● Short exercise 1
From the rows below, pull out the lines from the one containing "check-icon: ✔ bbox=[454, 322, 467, 339]" to the one containing "advanced-print-dialog: طباعة متقدمة", including both, and reproduce them unchanged.

● Extracted text
━━━━━━━━━━━━━━━━━━━━━━━━━━━━━━
The Lerner index: something business owners should learn

Just what is in a bottle of water? In true economic fashion, the answer is “it depends”. In the attached photo, there are four different bottles, The Dasani is processed tap water, The Club Soda is carbonated processed tap water. The Perrier and San Pellegrino are naturally carbonated mineralized spring water from France and Italy respectively. At one restaurant in Australia, the owner has installed a system that filters and carbonates water and he is charging A$5 (A$1=C$1.03) with unlimited refills according to a Reuters article.

The question in the article is whether the public will buy it or not. A firm with monopoly power will choose its output by equating its marginal cost with its marginal revenue. This is the point of maximum profits. Having determined the optimal output level, the firm will charge as much as the market will bear.
━━━━━━━━━━━━━━━━━━━━━━━━━━━━━━
● Short exercise 2
Extend the passage above on the Lerner index and the pricing of bottled water, starting after its last sentence.
━━━━━━━━━━━━━━━━━━━━━━━━━━━━━━
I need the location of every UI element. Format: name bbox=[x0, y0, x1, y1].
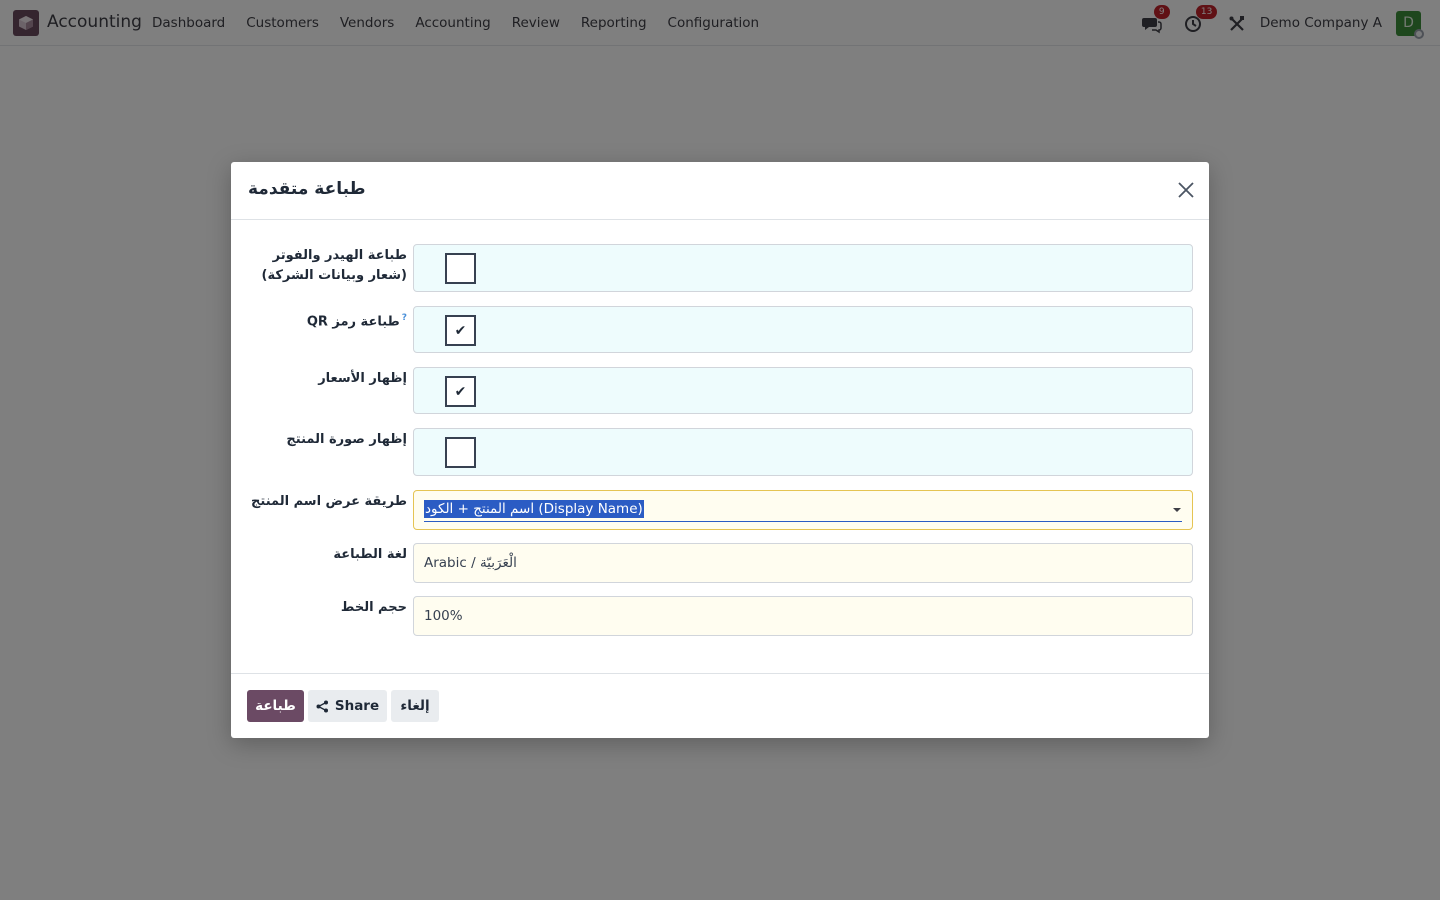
check-icon: ✔ bbox=[454, 322, 467, 339]
name-display-select[interactable]: اسم المنتج + الكود (Display Name) bbox=[413, 490, 1193, 530]
font-size-field[interactable]: 100% bbox=[413, 596, 1193, 636]
qr-field: ✔ bbox=[413, 306, 1193, 353]
name-display-value: اسم المنتج + الكود (Display Name) bbox=[424, 500, 644, 518]
share-button[interactable]: Share bbox=[308, 690, 387, 722]
field-label-prices: إظهار الأسعار bbox=[318, 371, 407, 386]
field-label-language: لغة الطباعة bbox=[333, 547, 407, 562]
image-checkbox[interactable] bbox=[445, 437, 476, 468]
cancel-button[interactable]: إلغاء bbox=[391, 690, 439, 722]
share-label: Share bbox=[334, 698, 380, 714]
field-label-image: إظهار صورة المنتج bbox=[286, 432, 407, 447]
qr-help-icon[interactable]: ? bbox=[402, 313, 407, 323]
advanced-print-dialog: طباعة متقدمة طباعة الهيدر والفوتر (شعار … bbox=[231, 162, 1209, 738]
share-icon bbox=[316, 700, 328, 712]
chevron-down-icon bbox=[1173, 508, 1181, 512]
field-label-qr: ?طباعة رمز QR bbox=[306, 313, 407, 330]
check-icon: ✔ bbox=[454, 383, 467, 400]
qr-checkbox[interactable]: ✔ bbox=[445, 315, 476, 346]
close-icon bbox=[1178, 182, 1194, 198]
prices-field: ✔ bbox=[413, 367, 1193, 414]
field-label-font-size: حجم الخط bbox=[340, 600, 407, 615]
print-button[interactable]: طباعة bbox=[247, 690, 304, 722]
language-field[interactable]: Arabic / الْعَرَبيّة bbox=[413, 543, 1193, 583]
modal-footer: طباعة Share إلغاء bbox=[231, 673, 1209, 738]
modal-title: طباعة متقدمة bbox=[248, 179, 366, 199]
language-value: Arabic / الْعَرَبيّة bbox=[424, 555, 517, 571]
font-size-value: 100% bbox=[424, 608, 463, 624]
prices-checkbox[interactable]: ✔ bbox=[445, 376, 476, 407]
header-footer-checkbox[interactable] bbox=[445, 253, 476, 284]
image-field bbox=[413, 428, 1193, 476]
close-button[interactable] bbox=[1175, 179, 1197, 201]
select-underline bbox=[424, 521, 1182, 522]
field-label-header-footer: طباعة الهيدر والفوتر (شعار وبيانات الشرك… bbox=[261, 248, 408, 283]
modal-header: طباعة متقدمة bbox=[231, 162, 1209, 220]
header-footer-field bbox=[413, 244, 1193, 292]
field-label-name-display: طريقة عرض اسم المنتج bbox=[251, 494, 407, 509]
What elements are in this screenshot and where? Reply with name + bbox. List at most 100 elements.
━━━━━━━━━━━━━━━━━━━━━━━━━━━━━━
● Expected output 1
check-icon: ✔ bbox=[454, 322, 467, 339]
name-display-select[interactable]: اسم المنتج + الكود (Display Name) bbox=[413, 490, 1193, 530]
font-size-field[interactable]: 100% bbox=[413, 596, 1193, 636]
qr-field: ✔ bbox=[413, 306, 1193, 353]
name-display-value: اسم المنتج + الكود (Display Name) bbox=[424, 500, 644, 518]
share-button[interactable]: Share bbox=[308, 690, 387, 722]
field-label-prices: إظهار الأسعار bbox=[318, 371, 407, 386]
field-label-language: لغة الطباعة bbox=[333, 547, 407, 562]
image-checkbox[interactable] bbox=[445, 437, 476, 468]
cancel-button[interactable]: إلغاء bbox=[391, 690, 439, 722]
share-label: Share bbox=[334, 698, 380, 714]
field-label-image: إظهار صورة المنتج bbox=[286, 432, 407, 447]
qr-help-icon[interactable]: ? bbox=[402, 313, 407, 323]
advanced-print-dialog: طباعة متقدمة طباعة الهيدر والفوتر (شعار … bbox=[231, 162, 1209, 738]

● Expected output 2
The ratio of the price to marginal cost is known as the Lerner index and is inversely related to the elasticity of demand. That is, the more elastic the demand, the less the firm will charge for its product.

A product tends to be more elastic if there are substitutes available, and that is in the eye of the consumer. Club Soda is easy to make and there are several available substitutes. A large bottle can be obtained for a relatively low price. The same is true for bottled water like Dasani, Aquafina or Nestlé Pure Life. People pay for the convenience of bottled water more so than just the product itself. Mineralized waters are somewhat different in that they have different flavours depending on the amount and type of mineral salts that they contain. Some people prefer this to regular tap water and are willing to pay more. Perrier and San Pellegrino are more expensive because the demand is less elastic.

If a customer were to pay the A$5 and a normal person would have at least 2-250ml glasses of water at dinner that is A$1/100mL. In order to get (at least in dollar terms) the same value for money as a Dasani bottle, they customer would have to drink about 2 litres (0.2/100mL).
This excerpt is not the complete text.